**TASK PROMPT**
Return every line below as is, leaving out the pictures.

_____

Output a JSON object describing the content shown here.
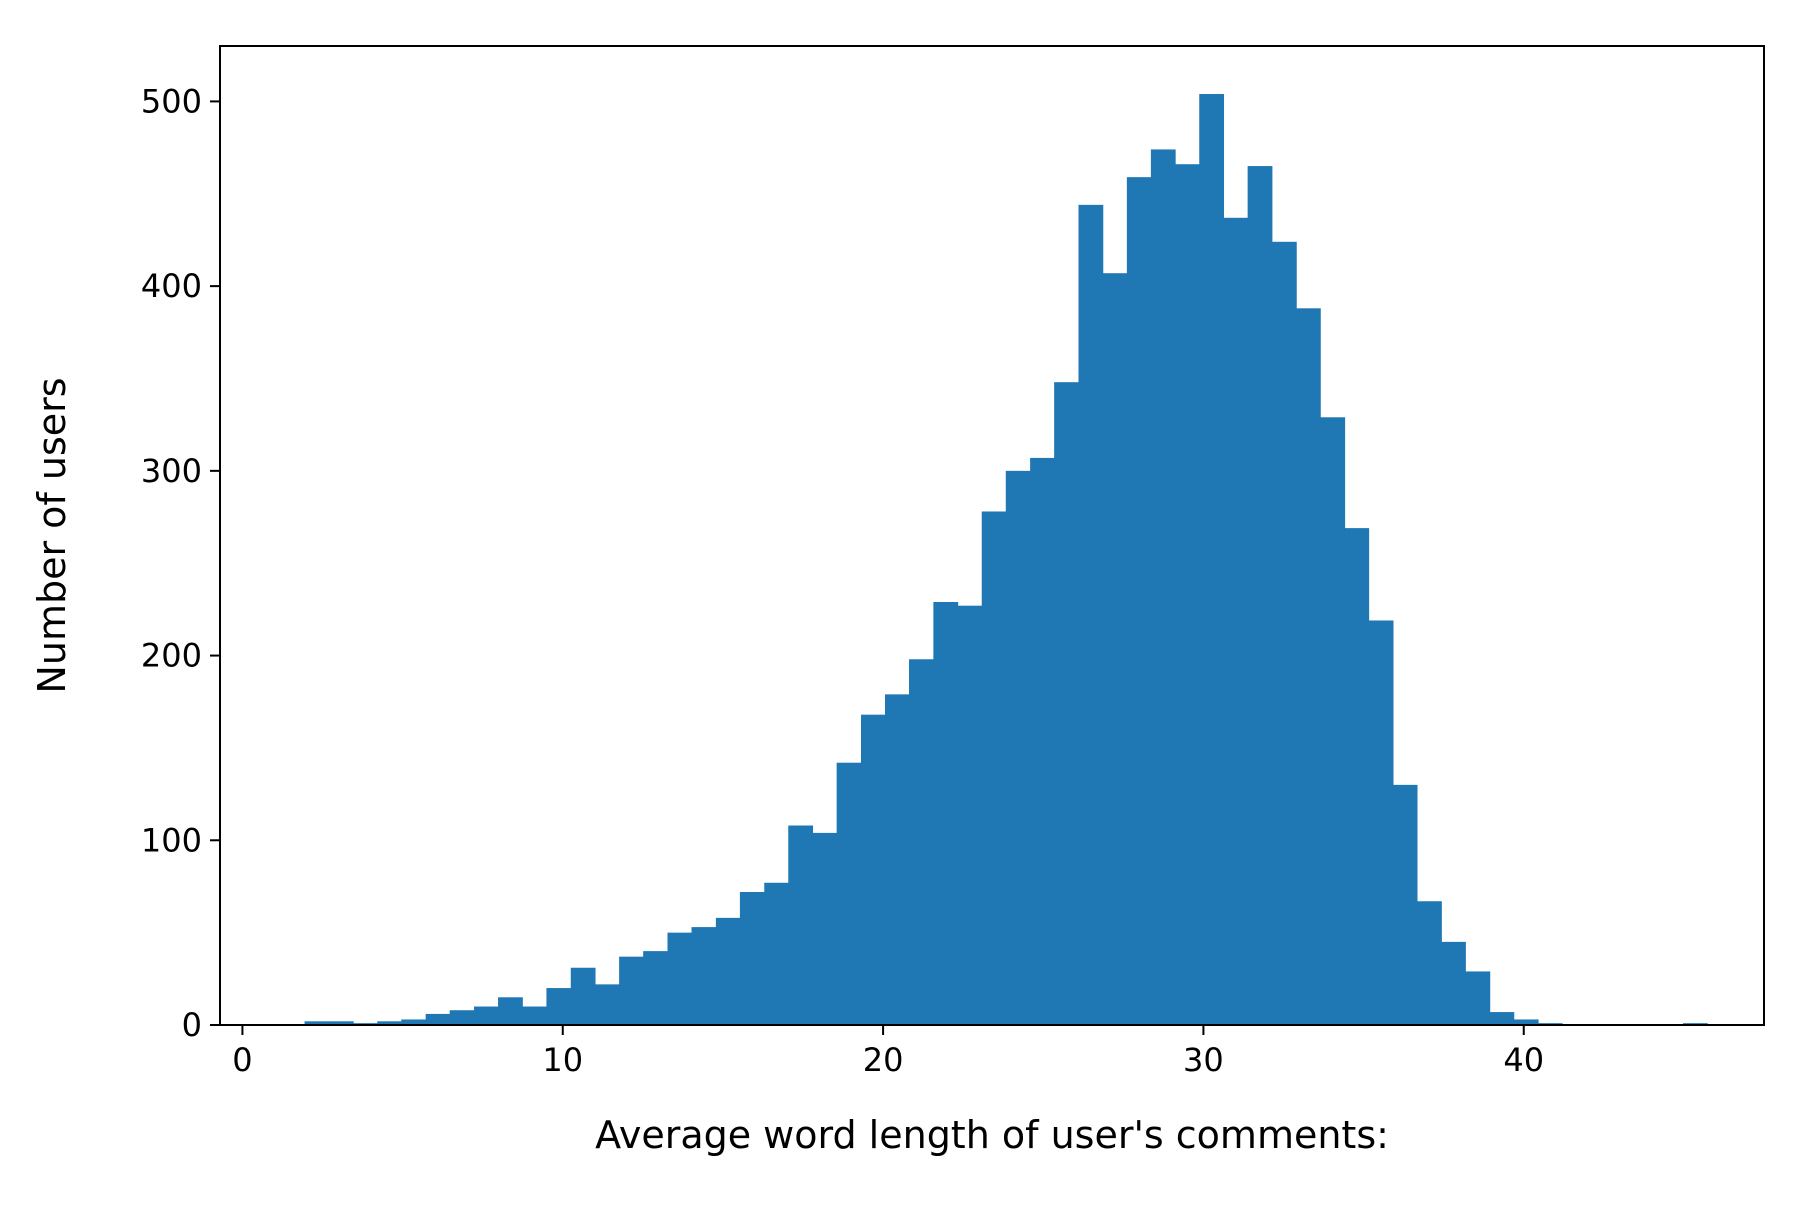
{
  "chart_data": {
    "type": "bar",
    "title": "",
    "xlabel": "Average word length of user's comments:",
    "ylabel": "Number of users",
    "xlim": [
      -0.7,
      47.5
    ],
    "ylim": [
      0,
      530
    ],
    "xticks": [
      0,
      10,
      20,
      30,
      40
    ],
    "yticks": [
      0,
      100,
      200,
      300,
      400,
      500
    ],
    "grid": false,
    "bar_color": "#1f77b4",
    "bin_width": 0.7547,
    "x": [
      1.94,
      2.7,
      3.45,
      4.21,
      4.96,
      5.72,
      6.47,
      7.23,
      7.98,
      8.74,
      9.49,
      10.25,
      11.0,
      11.76,
      12.51,
      13.27,
      14.02,
      14.78,
      15.53,
      16.29,
      17.04,
      17.8,
      18.55,
      19.31,
      20.06,
      20.81,
      21.57,
      22.32,
      23.08,
      23.83,
      24.59,
      25.34,
      26.1,
      26.85,
      27.61,
      28.36,
      29.12,
      29.87,
      30.63,
      31.38,
      32.14,
      32.89,
      33.65,
      34.4,
      35.16,
      35.91,
      36.67,
      37.42,
      38.18,
      38.93,
      39.69,
      40.44,
      41.2,
      41.95,
      42.71,
      43.46,
      44.22,
      44.97
    ],
    "values": [
      2,
      2,
      1,
      2,
      3,
      6,
      8,
      10,
      15,
      10,
      20,
      31,
      22,
      37,
      40,
      50,
      53,
      58,
      72,
      77,
      108,
      104,
      142,
      168,
      179,
      198,
      229,
      227,
      278,
      300,
      307,
      348,
      444,
      407,
      459,
      474,
      466,
      504,
      437,
      465,
      424,
      388,
      329,
      269,
      219,
      130,
      67,
      45,
      29,
      7,
      3,
      1,
      0,
      0,
      0,
      0,
      0,
      1
    ]
  }
}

_____

**REPLY**
Output a JSON object describing the content shown here.
{
  "chart_data": {
    "type": "bar",
    "title": "",
    "xlabel": "Average word length of user's comments:",
    "ylabel": "Number of users",
    "xlim": [
      -0.7,
      47.5
    ],
    "ylim": [
      0,
      530
    ],
    "xticks": [
      0,
      10,
      20,
      30,
      40
    ],
    "yticks": [
      0,
      100,
      200,
      300,
      400,
      500
    ],
    "grid": false,
    "bar_color": "#1f77b4",
    "bin_width": 0.7547,
    "x": [
      1.94,
      2.7,
      3.45,
      4.21,
      4.96,
      5.72,
      6.47,
      7.23,
      7.98,
      8.74,
      9.49,
      10.25,
      11.0,
      11.76,
      12.51,
      13.27,
      14.02,
      14.78,
      15.53,
      16.29,
      17.04,
      17.8,
      18.55,
      19.31,
      20.06,
      20.81,
      21.57,
      22.32,
      23.08,
      23.83,
      24.59,
      25.34,
      26.1,
      26.85,
      27.61,
      28.36,
      29.12,
      29.87,
      30.63,
      31.38,
      32.14,
      32.89,
      33.65,
      34.4,
      35.16,
      35.91,
      36.67,
      37.42,
      38.18,
      38.93,
      39.69,
      40.44,
      41.2,
      41.95,
      42.71,
      43.46,
      44.22,
      44.97
    ],
    "values": [
      2,
      2,
      1,
      2,
      3,
      6,
      8,
      10,
      15,
      10,
      20,
      31,
      22,
      37,
      40,
      50,
      53,
      58,
      72,
      77,
      108,
      104,
      142,
      168,
      179,
      198,
      229,
      227,
      278,
      300,
      307,
      348,
      444,
      407,
      459,
      474,
      466,
      504,
      437,
      465,
      424,
      388,
      329,
      269,
      219,
      130,
      67,
      45,
      29,
      7,
      3,
      1,
      0,
      0,
      0,
      0,
      0,
      1
    ]
  }
}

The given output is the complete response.